▸ TASK TO CARRY OUT
Using the listing below, report all lines holding the word "samlas".
━━ DATA LISTING ━━
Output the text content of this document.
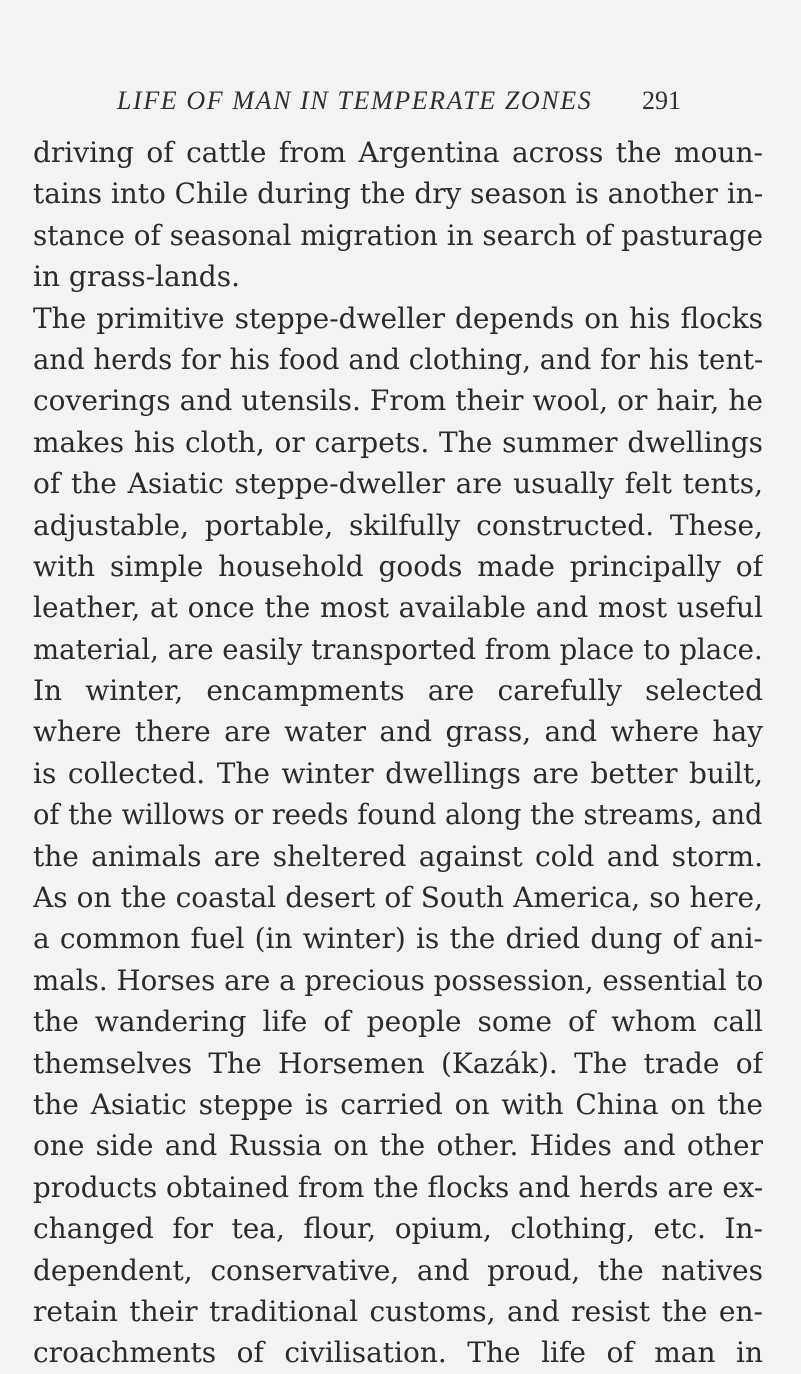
LIFE OF MAN IN TEMPERATE ZONES 291
driving of cattle from Argentina across the moun-
tains into Chile during the dry season is another in-
stance of seasonal migration in search of pasturage
in grass-lands.
The primitive steppe-dweller depends on his flocks
and herds for his food and clothing, and for his tent-
coverings and utensils. From their wool, or hair, he
makes his cloth, or carpets. The summer dwellings
of the Asiatic steppe-dweller are usually felt tents,
adjustable, portable, skilfully constructed. These,
with simple household goods made principally of
leather, at once the most available and most useful
material, are easily transported from place to place.
In winter, encampments are carefully selected
where there are water and grass, and where hay
is collected. The winter dwellings are better built,
of the willows or reeds found along the streams, and
the animals are sheltered against cold and storm.
As on the coastal desert of South America, so here,
a common fuel (in winter) is the dried dung of ani-
mals. Horses are a precious possession, essential to
the wandering life of people some of whom call
themselves The Horsemen (Kazák). The trade of
the Asiatic steppe is carried on with China on the
one side and Russia on the other. Hides and other
products obtained from the flocks and herds are ex-
changed for tea, flour, opium, clothing, etc. In-
dependent, conservative, and proud, the natives
retain their traditional customs, and resist the en-
croachments of civilisation. The life of man in
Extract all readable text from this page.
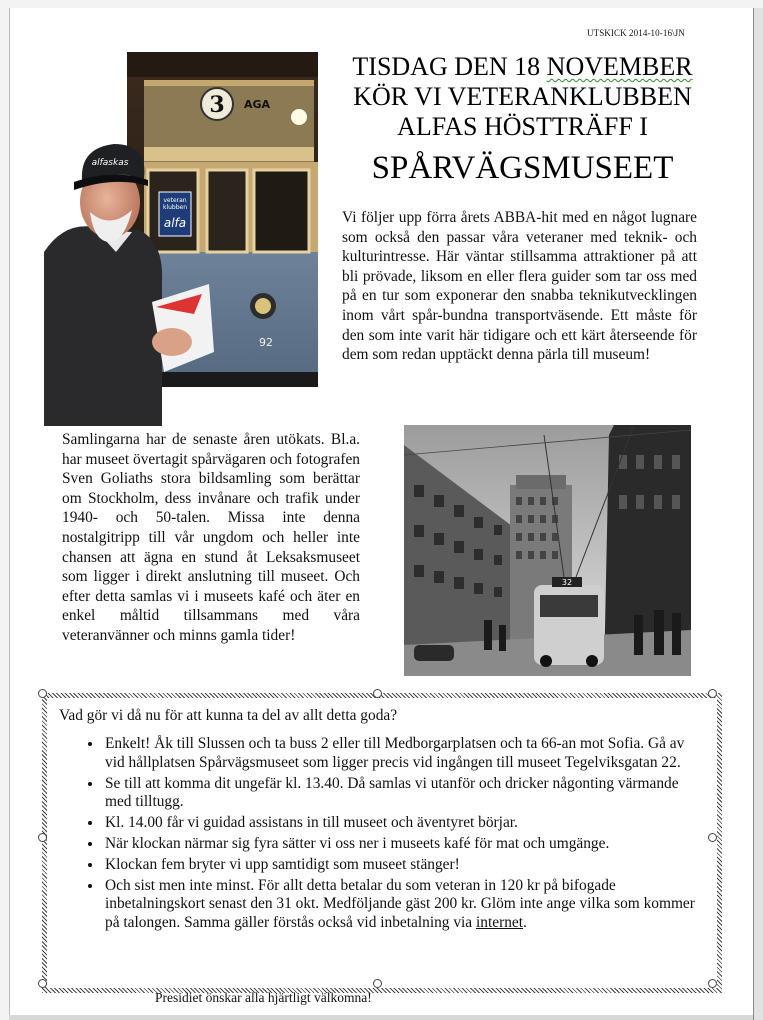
UTSKICK 2014-10-16\JN
veteran
klubben
alfa
3 AGA
92
alfaskas
TISDAG DEN 18 NOVEMBER
KÖR VI VETERANKLUBBEN
ALFAS HÖSTTRÄFF I
SPÅRVÄGSMUSEET
Vi följer upp förra årets ABBA-hit med en något lugnare som också den passar våra veteraner med teknik- och kulturintresse. Här väntar stillsamma attraktioner på att bli prövade, liksom en eller flera guider som tar oss med på en tur som exponerar den snabba teknikutvecklingen inom vårt spår-bundna transportväsende. Ett måste för den som inte varit här tidigare och ett kärt återseende för dem som redan upptäckt denna pärla till museum!
Samlingarna har de senaste åren utökats. Bl.a. har museet övertagit spårvägaren och fotografen Sven Goliaths stora bildsamling som berättar om Stockholm, dess invånare och trafik under 1940- och 50-talen. Missa inte denna nostalgitripp till vår ungdom och heller inte chansen att ägna en stund åt Leksaksmuseet som ligger i direkt anslutning till museet. Och efter detta samlas vi i museets kafé och äter en enkel måltid tillsammans med våra veteranvänner och minns gamla tider!
32
Vad gör vi då nu för att kunna ta del av allt detta goda?
• Enkelt! Åk till Slussen och ta buss 2 eller till Medborgarplatsen och ta 66-an mot Sofia. Gå av vid hållplatsen Spårvägsmuseet som ligger precis vid ingången till museet Tegelviksgatan 22.
• Se till att komma dit ungefär kl. 13.40. Då samlas vi utanför och dricker någonting värmande med tilltugg.
• Kl. 14.00 får vi guidad assistans in till museet och äventyret börjar.
• När klockan närmar sig fyra sätter vi oss ner i museets kafé för mat och umgänge.
• Klockan fem bryter vi upp samtidigt som museet stänger!
• Och sist men inte minst. För allt detta betalar du som veteran in 120 kr på bifogade inbetalningskort senast den 31 okt. Medföljande gäst 200 kr. Glöm inte ange vilka som kommer på talongen. Samma gäller förstås också vid inbetalning via internet.
Presidiet önskar alla hjärtligt välkomna!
━━━
▸ FINAL ANSWER
Samlingarna har de senaste åren utökats. Bl.a. har museet övertagit spårvägaren och fotografen Sven Goliaths stora bildsamling som berättar om Stockholm, dess invånare och trafik under 1940- och 50-talen. Missa inte denna nostalgitripp till vår ungdom och heller inte chansen att ägna en stund åt Leksaksmuseet som ligger i direkt anslutning till museet. Och efter detta samlas vi i museets kafé och äter en enkel måltid tillsammans med våra veteranvänner och minns gamla tider!
• Se till att komma dit ungefär kl. 13.40. Då samlas vi utanför och dricker någonting värmande med tilltugg.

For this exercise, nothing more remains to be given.